* **DATA ROWS**
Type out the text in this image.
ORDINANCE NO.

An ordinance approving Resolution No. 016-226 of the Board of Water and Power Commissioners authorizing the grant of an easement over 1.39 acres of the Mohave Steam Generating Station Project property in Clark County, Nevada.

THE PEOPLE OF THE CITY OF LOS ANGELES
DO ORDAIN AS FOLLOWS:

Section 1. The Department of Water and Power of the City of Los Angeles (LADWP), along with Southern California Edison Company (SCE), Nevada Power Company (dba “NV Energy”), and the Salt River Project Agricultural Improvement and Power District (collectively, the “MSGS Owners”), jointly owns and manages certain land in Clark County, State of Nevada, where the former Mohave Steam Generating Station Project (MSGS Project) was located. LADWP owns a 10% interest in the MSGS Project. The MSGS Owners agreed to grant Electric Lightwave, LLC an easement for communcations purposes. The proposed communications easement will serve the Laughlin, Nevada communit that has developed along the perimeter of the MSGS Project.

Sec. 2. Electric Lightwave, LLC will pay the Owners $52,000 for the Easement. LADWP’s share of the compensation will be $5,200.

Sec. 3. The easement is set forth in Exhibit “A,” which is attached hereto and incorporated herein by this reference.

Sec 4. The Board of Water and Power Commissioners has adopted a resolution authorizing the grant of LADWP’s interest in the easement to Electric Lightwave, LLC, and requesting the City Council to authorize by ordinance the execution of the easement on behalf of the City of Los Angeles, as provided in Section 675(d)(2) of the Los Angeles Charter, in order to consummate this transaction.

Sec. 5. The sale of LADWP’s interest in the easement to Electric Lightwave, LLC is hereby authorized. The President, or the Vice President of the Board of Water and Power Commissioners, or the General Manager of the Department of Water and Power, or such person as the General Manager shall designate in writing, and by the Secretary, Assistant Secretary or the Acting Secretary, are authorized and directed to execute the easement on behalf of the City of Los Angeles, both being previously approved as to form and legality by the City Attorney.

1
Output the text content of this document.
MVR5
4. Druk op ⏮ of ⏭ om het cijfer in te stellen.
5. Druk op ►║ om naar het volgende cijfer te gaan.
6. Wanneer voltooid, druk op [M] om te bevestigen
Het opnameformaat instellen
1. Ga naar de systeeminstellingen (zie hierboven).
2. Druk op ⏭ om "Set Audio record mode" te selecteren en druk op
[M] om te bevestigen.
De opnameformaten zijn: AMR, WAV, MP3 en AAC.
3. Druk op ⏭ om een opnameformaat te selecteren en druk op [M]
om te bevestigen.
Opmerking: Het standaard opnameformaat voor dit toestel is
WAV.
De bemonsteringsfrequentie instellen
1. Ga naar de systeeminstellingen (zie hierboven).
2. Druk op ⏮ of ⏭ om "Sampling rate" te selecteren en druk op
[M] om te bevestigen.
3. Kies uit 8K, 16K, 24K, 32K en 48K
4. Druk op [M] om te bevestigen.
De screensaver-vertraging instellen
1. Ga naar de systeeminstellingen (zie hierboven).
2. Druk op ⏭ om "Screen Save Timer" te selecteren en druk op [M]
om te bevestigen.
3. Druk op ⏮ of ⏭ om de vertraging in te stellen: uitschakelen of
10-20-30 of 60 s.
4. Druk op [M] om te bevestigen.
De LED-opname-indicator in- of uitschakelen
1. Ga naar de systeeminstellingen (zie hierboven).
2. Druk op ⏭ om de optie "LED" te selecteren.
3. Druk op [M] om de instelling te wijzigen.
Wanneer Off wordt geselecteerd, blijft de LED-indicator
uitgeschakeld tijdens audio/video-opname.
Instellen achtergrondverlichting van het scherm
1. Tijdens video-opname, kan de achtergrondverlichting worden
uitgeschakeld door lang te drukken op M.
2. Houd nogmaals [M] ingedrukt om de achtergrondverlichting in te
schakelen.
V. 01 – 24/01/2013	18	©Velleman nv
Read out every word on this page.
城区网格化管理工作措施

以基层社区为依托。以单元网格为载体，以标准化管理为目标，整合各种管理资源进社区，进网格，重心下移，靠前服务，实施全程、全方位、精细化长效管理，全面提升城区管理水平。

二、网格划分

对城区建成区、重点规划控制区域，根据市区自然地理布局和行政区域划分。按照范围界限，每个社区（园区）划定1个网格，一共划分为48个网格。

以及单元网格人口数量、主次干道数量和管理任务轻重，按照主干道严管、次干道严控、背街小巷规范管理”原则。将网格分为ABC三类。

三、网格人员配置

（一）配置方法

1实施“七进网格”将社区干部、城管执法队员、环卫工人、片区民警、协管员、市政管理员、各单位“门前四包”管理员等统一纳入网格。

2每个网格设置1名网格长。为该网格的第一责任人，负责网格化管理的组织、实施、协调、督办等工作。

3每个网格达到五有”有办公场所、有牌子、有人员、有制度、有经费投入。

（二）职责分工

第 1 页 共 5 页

* **DESCRIPTION OF THE TASK**
Copy out every line from the data above that has "uitgeschakeld" in it.

* **RESPONSE BELOW**
uitgeschakeld tijdens audio/video-opname.
uitgeschakeld door lang te drukken op M.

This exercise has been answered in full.